▸ TASK
Find each line with the string "color" and copy it.

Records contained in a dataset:
_ _ _ _

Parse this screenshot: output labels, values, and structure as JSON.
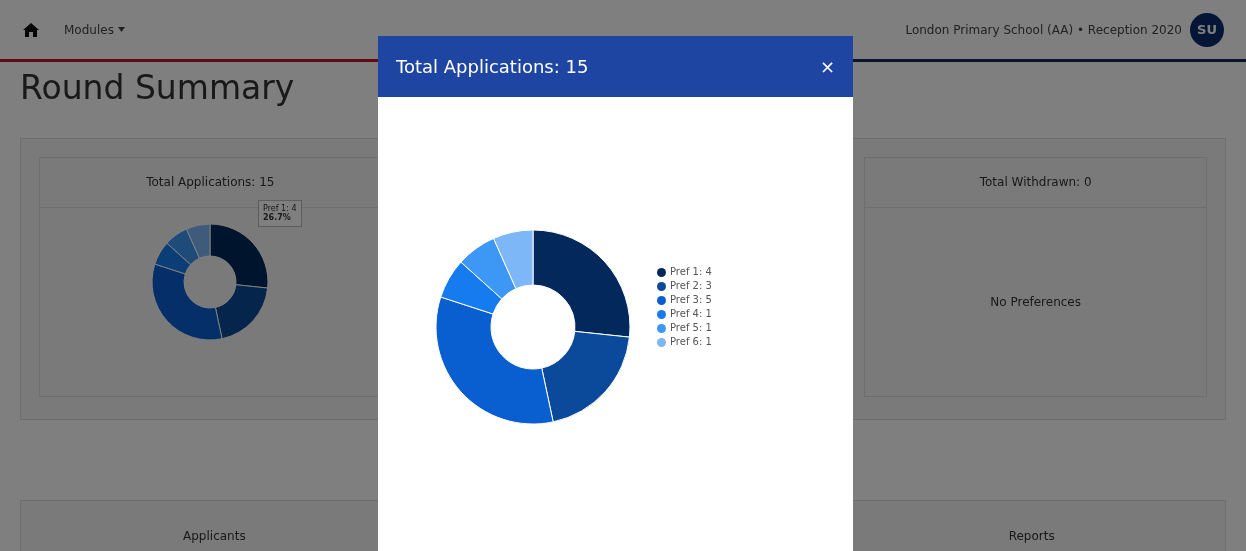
{
  "navbar": {
    "modules_menu": "Modules",
    "context": "London Primary School (AA) • Reception 2020",
    "avatar": "SU"
  },
  "page_title": "Round Summary",
  "summary_cards": [
    {
      "title": "Total Applications: 15",
      "kind": "chart",
      "tooltip": {
        "label": "Pref 1: 4",
        "percent": "26.7%"
      }
    },
    {
      "title": "Total Withdrawn: 0",
      "kind": "empty",
      "message": "No Preferences"
    }
  ],
  "bottom_cards": [
    "Applicants",
    "Reports"
  ],
  "modal": {
    "title": "Total Applications: 15",
    "close": "×",
    "chart_data": {
      "type": "donut",
      "categories": [
        "Pref 1: 4",
        "Pref 2: 3",
        "Pref 3: 5",
        "Pref 4: 1",
        "Pref 5: 1",
        "Pref 6: 1"
      ],
      "values": [
        4,
        3,
        5,
        1,
        1,
        1
      ],
      "legend": "right"
    },
    "legend": [
      {
        "color": "#03295c"
      },
      {
        "color": "#0b4a9b"
      },
      {
        "color": "#0a5fd0"
      },
      {
        "color": "#167bef"
      },
      {
        "color": "#3d97f5"
      },
      {
        "color": "#7db7f7"
      }
    ]
  }
}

_ _ _ _

▸ PROBLEM SOLUTION
        "color": "#03295c"
        "color": "#0b4a9b"
        "color": "#0a5fd0"
        "color": "#167bef"
        "color": "#3d97f5"
        "color": "#7db7f7"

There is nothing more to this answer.